## EXERCISE AIM
Write every line of the material out exactly as shown.

## RECORD LIST
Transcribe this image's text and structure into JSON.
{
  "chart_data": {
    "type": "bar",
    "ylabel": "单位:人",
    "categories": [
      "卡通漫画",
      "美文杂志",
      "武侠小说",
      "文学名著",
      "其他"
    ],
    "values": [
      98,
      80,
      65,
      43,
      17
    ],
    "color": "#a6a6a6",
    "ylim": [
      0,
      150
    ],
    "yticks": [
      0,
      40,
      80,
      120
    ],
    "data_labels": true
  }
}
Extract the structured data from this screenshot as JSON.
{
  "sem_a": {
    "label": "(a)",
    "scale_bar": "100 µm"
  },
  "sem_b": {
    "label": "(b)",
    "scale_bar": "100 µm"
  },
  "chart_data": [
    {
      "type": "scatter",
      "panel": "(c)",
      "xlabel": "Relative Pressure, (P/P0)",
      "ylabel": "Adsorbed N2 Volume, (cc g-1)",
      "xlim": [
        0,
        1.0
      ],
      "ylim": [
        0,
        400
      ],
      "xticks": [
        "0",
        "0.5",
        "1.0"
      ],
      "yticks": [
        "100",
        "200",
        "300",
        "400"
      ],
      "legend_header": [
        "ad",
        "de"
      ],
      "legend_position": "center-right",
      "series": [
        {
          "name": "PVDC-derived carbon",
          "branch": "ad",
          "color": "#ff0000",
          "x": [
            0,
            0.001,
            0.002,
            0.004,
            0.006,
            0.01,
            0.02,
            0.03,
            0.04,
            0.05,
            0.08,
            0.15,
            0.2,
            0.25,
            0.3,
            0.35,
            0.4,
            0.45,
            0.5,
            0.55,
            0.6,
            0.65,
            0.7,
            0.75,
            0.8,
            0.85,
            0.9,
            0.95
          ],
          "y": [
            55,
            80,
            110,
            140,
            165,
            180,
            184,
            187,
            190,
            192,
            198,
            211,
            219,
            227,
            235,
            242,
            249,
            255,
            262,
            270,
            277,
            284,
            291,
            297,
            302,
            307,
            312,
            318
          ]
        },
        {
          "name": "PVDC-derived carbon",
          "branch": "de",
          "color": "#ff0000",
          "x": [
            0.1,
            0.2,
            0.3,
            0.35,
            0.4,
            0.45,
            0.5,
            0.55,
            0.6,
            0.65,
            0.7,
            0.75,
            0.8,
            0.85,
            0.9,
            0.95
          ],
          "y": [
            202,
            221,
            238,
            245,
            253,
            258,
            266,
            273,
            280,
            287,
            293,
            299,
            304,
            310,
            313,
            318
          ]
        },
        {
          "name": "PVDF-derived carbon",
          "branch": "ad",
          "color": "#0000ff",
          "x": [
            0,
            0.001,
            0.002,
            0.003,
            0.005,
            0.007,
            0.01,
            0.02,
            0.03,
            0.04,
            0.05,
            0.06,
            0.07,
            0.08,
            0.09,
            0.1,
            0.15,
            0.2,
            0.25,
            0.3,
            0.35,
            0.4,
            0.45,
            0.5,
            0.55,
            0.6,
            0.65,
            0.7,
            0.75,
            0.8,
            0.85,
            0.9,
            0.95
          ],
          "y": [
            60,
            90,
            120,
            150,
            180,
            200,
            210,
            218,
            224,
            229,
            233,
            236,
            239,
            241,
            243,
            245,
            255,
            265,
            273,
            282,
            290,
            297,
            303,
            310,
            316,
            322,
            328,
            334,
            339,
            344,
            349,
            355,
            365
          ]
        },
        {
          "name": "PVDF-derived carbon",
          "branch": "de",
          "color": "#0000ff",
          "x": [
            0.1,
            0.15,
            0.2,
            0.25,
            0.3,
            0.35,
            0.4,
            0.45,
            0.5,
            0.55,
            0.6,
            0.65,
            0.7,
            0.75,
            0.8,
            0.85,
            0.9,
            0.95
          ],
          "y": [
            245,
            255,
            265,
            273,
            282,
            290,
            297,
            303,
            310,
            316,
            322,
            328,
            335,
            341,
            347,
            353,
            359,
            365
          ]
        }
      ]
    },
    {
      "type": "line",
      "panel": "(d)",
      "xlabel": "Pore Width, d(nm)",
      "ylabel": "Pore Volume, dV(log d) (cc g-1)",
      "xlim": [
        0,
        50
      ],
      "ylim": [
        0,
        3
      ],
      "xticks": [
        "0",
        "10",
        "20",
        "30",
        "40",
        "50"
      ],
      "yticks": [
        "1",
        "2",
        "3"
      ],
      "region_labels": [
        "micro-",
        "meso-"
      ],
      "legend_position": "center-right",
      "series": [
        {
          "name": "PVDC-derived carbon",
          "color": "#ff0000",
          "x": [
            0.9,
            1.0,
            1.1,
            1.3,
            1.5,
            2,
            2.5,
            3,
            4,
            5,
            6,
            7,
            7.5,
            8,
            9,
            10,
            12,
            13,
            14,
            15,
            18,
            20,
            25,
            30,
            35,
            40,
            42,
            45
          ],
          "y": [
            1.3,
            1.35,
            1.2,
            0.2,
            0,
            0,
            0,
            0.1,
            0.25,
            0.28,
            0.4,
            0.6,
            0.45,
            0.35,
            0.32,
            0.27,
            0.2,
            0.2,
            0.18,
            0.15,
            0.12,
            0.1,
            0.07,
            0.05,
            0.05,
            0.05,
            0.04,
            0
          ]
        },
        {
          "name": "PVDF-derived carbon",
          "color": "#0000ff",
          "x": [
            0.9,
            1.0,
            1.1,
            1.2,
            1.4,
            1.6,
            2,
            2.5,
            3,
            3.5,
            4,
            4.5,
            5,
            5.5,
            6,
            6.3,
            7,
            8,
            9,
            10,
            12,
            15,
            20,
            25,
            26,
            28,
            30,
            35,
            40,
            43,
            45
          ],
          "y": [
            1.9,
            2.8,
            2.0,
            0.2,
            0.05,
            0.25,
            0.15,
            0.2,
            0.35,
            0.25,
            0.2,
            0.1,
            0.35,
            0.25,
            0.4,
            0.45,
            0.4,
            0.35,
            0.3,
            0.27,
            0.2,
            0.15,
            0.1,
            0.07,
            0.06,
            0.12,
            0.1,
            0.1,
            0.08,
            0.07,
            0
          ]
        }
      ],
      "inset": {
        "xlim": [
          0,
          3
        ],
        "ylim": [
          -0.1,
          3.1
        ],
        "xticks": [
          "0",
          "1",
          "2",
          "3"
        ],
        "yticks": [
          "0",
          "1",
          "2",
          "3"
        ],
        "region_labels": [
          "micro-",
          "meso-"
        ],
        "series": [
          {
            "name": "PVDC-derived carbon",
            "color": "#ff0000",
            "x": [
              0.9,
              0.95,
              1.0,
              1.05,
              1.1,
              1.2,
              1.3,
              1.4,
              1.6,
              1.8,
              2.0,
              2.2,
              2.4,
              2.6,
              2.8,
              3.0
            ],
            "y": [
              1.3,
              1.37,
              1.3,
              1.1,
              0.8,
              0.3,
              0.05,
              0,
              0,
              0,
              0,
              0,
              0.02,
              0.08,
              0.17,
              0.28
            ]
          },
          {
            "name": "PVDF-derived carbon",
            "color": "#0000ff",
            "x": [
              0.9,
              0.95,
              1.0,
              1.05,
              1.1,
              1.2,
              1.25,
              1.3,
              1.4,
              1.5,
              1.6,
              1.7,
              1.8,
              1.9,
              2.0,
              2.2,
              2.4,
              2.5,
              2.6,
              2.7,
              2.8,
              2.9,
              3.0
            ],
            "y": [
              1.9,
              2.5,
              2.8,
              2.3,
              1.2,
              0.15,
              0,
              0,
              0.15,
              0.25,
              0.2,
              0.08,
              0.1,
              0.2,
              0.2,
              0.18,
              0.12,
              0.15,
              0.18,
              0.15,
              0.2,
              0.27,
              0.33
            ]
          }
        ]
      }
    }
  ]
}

## ANSWER TO THIS PROBLEM
Transcribe this image's text and structure into JSON.
{
  "chart_data": {
    "type": "bar",
    "ylabel": "单位:人",
    "categories": [
      "卡通漫画",
      "美文杂志",
      "武侠小说",
      "文学名著",
      "其他"
    ],
    "values": [
      98,
      80,
      65,
      43,
      17
    ],
    "color": "#a6a6a6",
    "ylim": [
      0,
      150
    ],
    "yticks": [
      0,
      40,
      80,
      120
    ],
    "data_labels": true
  }
}
Extract the structured data from this screenshot as JSON.
{
  "sem_a": {
    "label": "(a)",
    "scale_bar": "100 µm"
  },
  "sem_b": {
    "label": "(b)",
    "scale_bar": "100 µm"
  },
  "chart_data": [
    {
      "type": "scatter",
      "panel": "(c)",
      "xlabel": "Relative Pressure, (P/P0)",
      "ylabel": "Adsorbed N2 Volume, (cc g-1)",
      "xlim": [
        0,
        1.0
      ],
      "ylim": [
        0,
        400
      ],
      "xticks": [
        "0",
        "0.5",
        "1.0"
      ],
      "yticks": [
        "100",
        "200",
        "300",
        "400"
      ],
      "legend_header": [
        "ad",
        "de"
      ],
      "legend_position": "center-right",
      "series": [
        {
          "name": "PVDC-derived carbon",
          "branch": "ad",
          "color": "#ff0000",
          "x": [
            0,
            0.001,
            0.002,
            0.004,
            0.006,
            0.01,
            0.02,
            0.03,
            0.04,
            0.05,
            0.08,
            0.15,
            0.2,
            0.25,
            0.3,
            0.35,
            0.4,
            0.45,
            0.5,
            0.55,
            0.6,
            0.65,
            0.7,
            0.75,
            0.8,
            0.85,
            0.9,
            0.95
          ],
          "y": [
            55,
            80,
            110,
            140,
            165,
            180,
            184,
            187,
            190,
            192,
            198,
            211,
            219,
            227,
            235,
            242,
            249,
            255,
            262,
            270,
            277,
            284,
            291,
            297,
            302,
            307,
            312,
            318
          ]
        },
        {
          "name": "PVDC-derived carbon",
          "branch": "de",
          "color": "#ff0000",
          "x": [
            0.1,
            0.2,
            0.3,
            0.35,
            0.4,
            0.45,
            0.5,
            0.55,
            0.6,
            0.65,
            0.7,
            0.75,
            0.8,
            0.85,
            0.9,
            0.95
          ],
          "y": [
            202,
            221,
            238,
            245,
            253,
            258,
            266,
            273,
            280,
            287,
            293,
            299,
            304,
            310,
            313,
            318
          ]
        },
        {
          "name": "PVDF-derived carbon",
          "branch": "ad",
          "color": "#0000ff",
          "x": [
            0,
            0.001,
            0.002,
            0.003,
            0.005,
            0.007,
            0.01,
            0.02,
            0.03,
            0.04,
            0.05,
            0.06,
            0.07,
            0.08,
            0.09,
            0.1,
            0.15,
            0.2,
            0.25,
            0.3,
            0.35,
            0.4,
            0.45,
            0.5,
            0.55,
            0.6,
            0.65,
            0.7,
            0.75,
            0.8,
            0.85,
            0.9,
            0.95
          ],
          "y": [
            60,
            90,
            120,
            150,
            180,
            200,
            210,
            218,
            224,
            229,
            233,
            236,
            239,
            241,
            243,
            245,
            255,
            265,
            273,
            282,
            290,
            297,
            303,
            310,
            316,
            322,
            328,
            334,
            339,
            344,
            349,
            355,
            365
          ]
        },
        {
          "name": "PVDF-derived carbon",
          "branch": "de",
          "color": "#0000ff",
          "x": [
            0.1,
            0.15,
            0.2,
            0.25,
            0.3,
            0.35,
            0.4,
            0.45,
            0.5,
            0.55,
            0.6,
            0.65,
            0.7,
            0.75,
            0.8,
            0.85,
            0.9,
            0.95
          ],
          "y": [
            245,
            255,
            265,
            273,
            282,
            290,
            297,
            303,
            310,
            316,
            322,
            328,
            335,
            341,
            347,
            353,
            359,
            365
          ]
        }
      ]
    },
    {
      "type": "line",
      "panel": "(d)",
      "xlabel": "Pore Width, d(nm)",
      "ylabel": "Pore Volume, dV(log d) (cc g-1)",
      "xlim": [
        0,
        50
      ],
      "ylim": [
        0,
        3
      ],
      "xticks": [
        "0",
        "10",
        "20",
        "30",
        "40",
        "50"
      ],
      "yticks": [
        "1",
        "2",
        "3"
      ],
      "region_labels": [
        "micro-",
        "meso-"
      ],
      "legend_position": "center-right",
      "series": [
        {
          "name": "PVDC-derived carbon",
          "color": "#ff0000",
          "x": [
            0.9,
            1.0,
            1.1,
            1.3,
            1.5,
            2,
            2.5,
            3,
            4,
            5,
            6,
            7,
            7.5,
            8,
            9,
            10,
            12,
            13,
            14,
            15,
            18,
            20,
            25,
            30,
            35,
            40,
            42,
            45
          ],
          "y": [
            1.3,
            1.35,
            1.2,
            0.2,
            0,
            0,
            0,
            0.1,
            0.25,
            0.28,
            0.4,
            0.6,
            0.45,
            0.35,
            0.32,
            0.27,
            0.2,
            0.2,
            0.18,
            0.15,
            0.12,
            0.1,
            0.07,
            0.05,
            0.05,
            0.05,
            0.04,
            0
          ]
        },
        {
          "name": "PVDF-derived carbon",
          "color": "#0000ff",
          "x": [
            0.9,
            1.0,
            1.1,
            1.2,
            1.4,
            1.6,
            2,
            2.5,
            3,
            3.5,
            4,
            4.5,
            5,
            5.5,
            6,
            6.3,
            7,
            8,
            9,
            10,
            12,
            15,
            20,
            25,
            26,
            28,
            30,
            35,
            40,
            43,
            45
          ],
          "y": [
            1.9,
            2.8,
            2.0,
            0.2,
            0.05,
            0.25,
            0.15,
            0.2,
            0.35,
            0.25,
            0.2,
            0.1,
            0.35,
            0.25,
            0.4,
            0.45,
            0.4,
            0.35,
            0.3,
            0.27,
            0.2,
            0.15,
            0.1,
            0.07,
            0.06,
            0.12,
            0.1,
            0.1,
            0.08,
            0.07,
            0
          ]
        }
      ],
      "inset": {
        "xlim": [
          0,
          3
        ],
        "ylim": [
          -0.1,
          3.1
        ],
        "xticks": [
          "0",
          "1",
          "2",
          "3"
        ],
        "yticks": [
          "0",
          "1",
          "2",
          "3"
        ],
        "region_labels": [
          "micro-",
          "meso-"
        ],
        "series": [
          {
            "name": "PVDC-derived carbon",
            "color": "#ff0000",
            "x": [
              0.9,
              0.95,
              1.0,
              1.05,
              1.1,
              1.2,
              1.3,
              1.4,
              1.6,
              1.8,
              2.0,
              2.2,
              2.4,
              2.6,
              2.8,
              3.0
            ],
            "y": [
              1.3,
              1.37,
              1.3,
              1.1,
              0.8,
              0.3,
              0.05,
              0,
              0,
              0,
              0,
              0,
              0.02,
              0.08,
              0.17,
              0.28
            ]
          },
          {
            "name": "PVDF-derived carbon",
            "color": "#0000ff",
            "x": [
              0.9,
              0.95,
              1.0,
              1.05,
              1.1,
              1.2,
              1.25,
              1.3,
              1.4,
              1.5,
              1.6,
              1.7,
              1.8,
              1.9,
              2.0,
              2.2,
              2.4,
              2.5,
              2.6,
              2.7,
              2.8,
              2.9,
              3.0
            ],
            "y": [
              1.9,
              2.5,
              2.8,
              2.3,
              1.2,
              0.15,
              0,
              0,
              0.15,
              0.25,
              0.2,
              0.08,
              0.1,
              0.2,
              0.2,
              0.18,
              0.12,
              0.15,
              0.18,
              0.15,
              0.2,
              0.27,
              0.33
            ]
          }
        ]
      }
    }
  ]
}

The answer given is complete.